Dataset records:
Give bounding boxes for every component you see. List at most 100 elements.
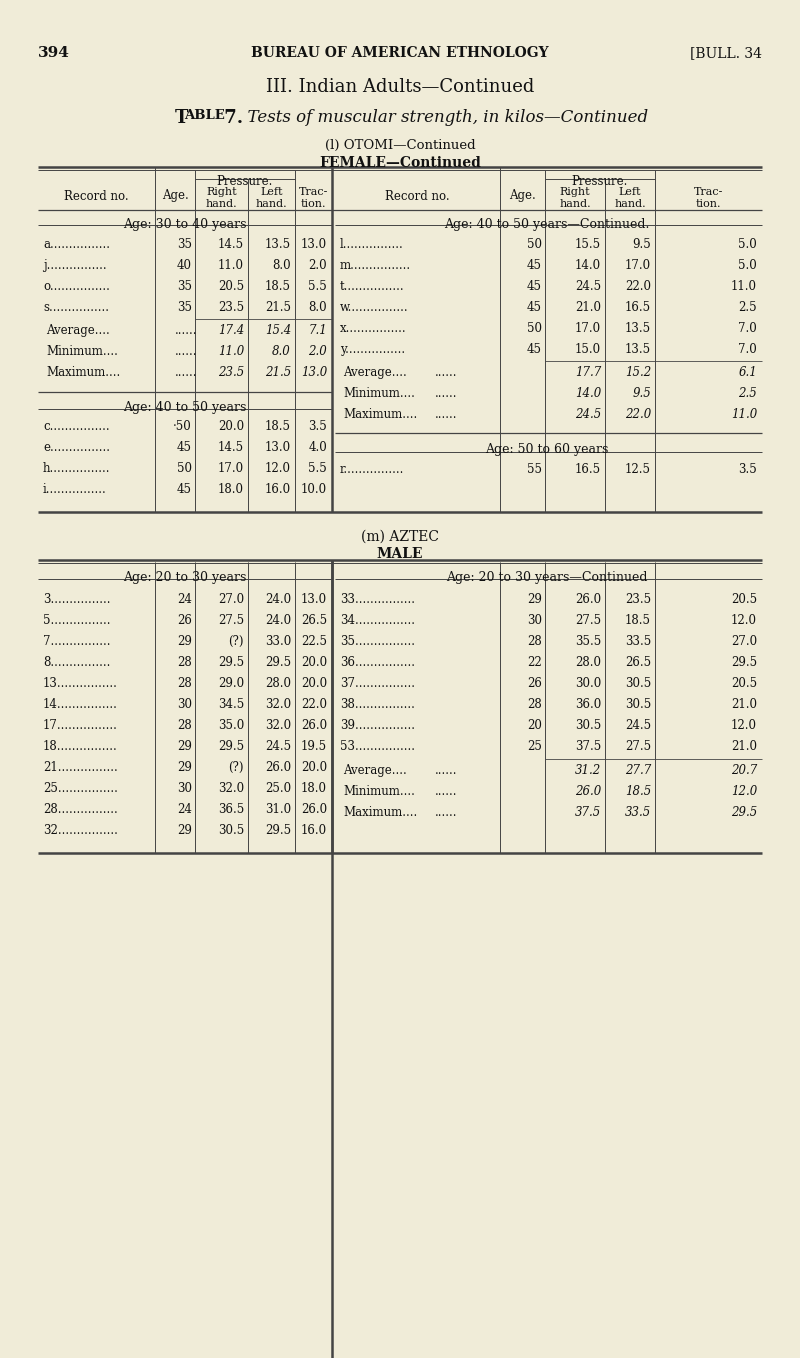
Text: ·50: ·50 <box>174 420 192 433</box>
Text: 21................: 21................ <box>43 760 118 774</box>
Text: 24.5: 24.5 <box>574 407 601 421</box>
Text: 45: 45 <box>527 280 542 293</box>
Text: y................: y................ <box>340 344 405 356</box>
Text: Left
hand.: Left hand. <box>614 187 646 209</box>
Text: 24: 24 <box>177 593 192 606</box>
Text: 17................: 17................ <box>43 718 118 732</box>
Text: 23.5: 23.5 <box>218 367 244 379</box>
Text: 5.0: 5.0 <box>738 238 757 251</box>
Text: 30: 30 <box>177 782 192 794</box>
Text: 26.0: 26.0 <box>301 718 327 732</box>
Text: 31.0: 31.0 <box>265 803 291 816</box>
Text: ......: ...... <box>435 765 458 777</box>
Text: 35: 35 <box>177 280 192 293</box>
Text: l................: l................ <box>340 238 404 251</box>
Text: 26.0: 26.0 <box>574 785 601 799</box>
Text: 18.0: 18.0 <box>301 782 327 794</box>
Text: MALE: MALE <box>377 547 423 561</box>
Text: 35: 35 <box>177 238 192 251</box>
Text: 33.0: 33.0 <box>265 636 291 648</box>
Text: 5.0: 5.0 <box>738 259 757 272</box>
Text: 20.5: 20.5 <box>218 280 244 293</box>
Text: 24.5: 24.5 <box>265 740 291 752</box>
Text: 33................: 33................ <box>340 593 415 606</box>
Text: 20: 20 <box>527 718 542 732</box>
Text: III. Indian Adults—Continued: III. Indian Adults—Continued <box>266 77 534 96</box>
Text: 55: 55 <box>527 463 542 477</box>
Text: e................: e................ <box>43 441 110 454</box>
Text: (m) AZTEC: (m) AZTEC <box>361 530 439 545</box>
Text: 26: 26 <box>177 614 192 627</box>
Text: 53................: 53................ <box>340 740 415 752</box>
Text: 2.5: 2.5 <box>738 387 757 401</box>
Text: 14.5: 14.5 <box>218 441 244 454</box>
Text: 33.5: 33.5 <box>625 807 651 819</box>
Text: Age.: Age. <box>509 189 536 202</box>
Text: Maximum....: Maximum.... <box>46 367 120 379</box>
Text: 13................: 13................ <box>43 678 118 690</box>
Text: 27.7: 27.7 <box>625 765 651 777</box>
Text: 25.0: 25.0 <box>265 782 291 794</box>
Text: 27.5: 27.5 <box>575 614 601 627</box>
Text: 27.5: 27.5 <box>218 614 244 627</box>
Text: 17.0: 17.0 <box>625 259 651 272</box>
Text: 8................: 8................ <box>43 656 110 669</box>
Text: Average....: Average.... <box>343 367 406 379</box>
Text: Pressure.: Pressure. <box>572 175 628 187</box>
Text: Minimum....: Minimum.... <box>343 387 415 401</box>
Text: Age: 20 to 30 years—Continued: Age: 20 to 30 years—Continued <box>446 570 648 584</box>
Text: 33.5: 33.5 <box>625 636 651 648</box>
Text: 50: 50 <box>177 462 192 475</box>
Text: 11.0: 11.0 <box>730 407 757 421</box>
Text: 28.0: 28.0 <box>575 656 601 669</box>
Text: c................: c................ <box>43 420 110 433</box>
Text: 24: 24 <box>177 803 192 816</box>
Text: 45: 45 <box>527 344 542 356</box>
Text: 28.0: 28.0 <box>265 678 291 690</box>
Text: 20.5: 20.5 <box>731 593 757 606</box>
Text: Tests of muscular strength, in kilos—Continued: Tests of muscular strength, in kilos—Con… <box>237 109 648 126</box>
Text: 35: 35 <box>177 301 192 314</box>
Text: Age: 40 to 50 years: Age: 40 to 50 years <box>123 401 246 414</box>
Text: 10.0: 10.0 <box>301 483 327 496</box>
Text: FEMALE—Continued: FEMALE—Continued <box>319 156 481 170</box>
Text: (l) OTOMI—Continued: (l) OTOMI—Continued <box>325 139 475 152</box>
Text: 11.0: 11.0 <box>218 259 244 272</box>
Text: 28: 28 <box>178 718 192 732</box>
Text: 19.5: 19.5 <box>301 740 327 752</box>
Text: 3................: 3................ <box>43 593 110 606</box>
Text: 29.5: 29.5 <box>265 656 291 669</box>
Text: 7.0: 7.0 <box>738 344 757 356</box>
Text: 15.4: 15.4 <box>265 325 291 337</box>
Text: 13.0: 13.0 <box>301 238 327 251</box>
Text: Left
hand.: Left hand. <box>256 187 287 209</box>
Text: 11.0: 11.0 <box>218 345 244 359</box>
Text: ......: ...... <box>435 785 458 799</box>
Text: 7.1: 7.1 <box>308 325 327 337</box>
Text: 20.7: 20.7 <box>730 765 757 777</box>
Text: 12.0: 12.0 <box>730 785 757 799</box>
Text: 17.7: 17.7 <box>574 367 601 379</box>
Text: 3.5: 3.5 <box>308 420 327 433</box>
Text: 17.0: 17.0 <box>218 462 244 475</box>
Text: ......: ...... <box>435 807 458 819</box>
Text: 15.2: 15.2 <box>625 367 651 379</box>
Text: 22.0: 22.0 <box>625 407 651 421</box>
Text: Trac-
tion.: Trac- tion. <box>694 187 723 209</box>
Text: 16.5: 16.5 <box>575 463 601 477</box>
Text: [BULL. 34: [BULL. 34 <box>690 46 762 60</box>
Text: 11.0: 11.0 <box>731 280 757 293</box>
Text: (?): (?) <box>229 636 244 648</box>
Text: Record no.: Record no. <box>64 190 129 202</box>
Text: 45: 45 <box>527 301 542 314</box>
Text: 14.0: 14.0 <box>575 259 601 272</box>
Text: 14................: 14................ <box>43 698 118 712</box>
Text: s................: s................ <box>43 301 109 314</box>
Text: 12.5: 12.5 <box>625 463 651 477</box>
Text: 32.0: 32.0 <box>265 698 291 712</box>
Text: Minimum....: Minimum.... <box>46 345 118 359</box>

Description of the task:
Print everything in the rows above from the line containing "Text: ·50: ·50 <box>174 420 192 433</box>" down to the line containing "Text: 18.0: 18.0 <box>301 782 327 794</box>", both ends included, with every line reproduced character for character.

Correct output:
Text: ·50: ·50 <box>174 420 192 433</box>
Text: 21................: 21................ <box>43 760 118 774</box>
Text: 24.5: 24.5 <box>574 407 601 421</box>
Text: 45: 45 <box>527 280 542 293</box>
Text: y................: y................ <box>340 344 405 356</box>
Text: Left
hand.: Left hand. <box>614 187 646 209</box>
Text: 24: 24 <box>177 593 192 606</box>
Text: 17................: 17................ <box>43 718 118 732</box>
Text: 23.5: 23.5 <box>218 367 244 379</box>
Text: 5.0: 5.0 <box>738 238 757 251</box>
Text: 30: 30 <box>177 782 192 794</box>
Text: 26.0: 26.0 <box>301 718 327 732</box>
Text: 31.0: 31.0 <box>265 803 291 816</box>
Text: ......: ...... <box>435 765 458 777</box>
Text: 35: 35 <box>177 280 192 293</box>
Text: l................: l................ <box>340 238 404 251</box>
Text: 26.0: 26.0 <box>574 785 601 799</box>
Text: 18.0: 18.0 <box>301 782 327 794</box>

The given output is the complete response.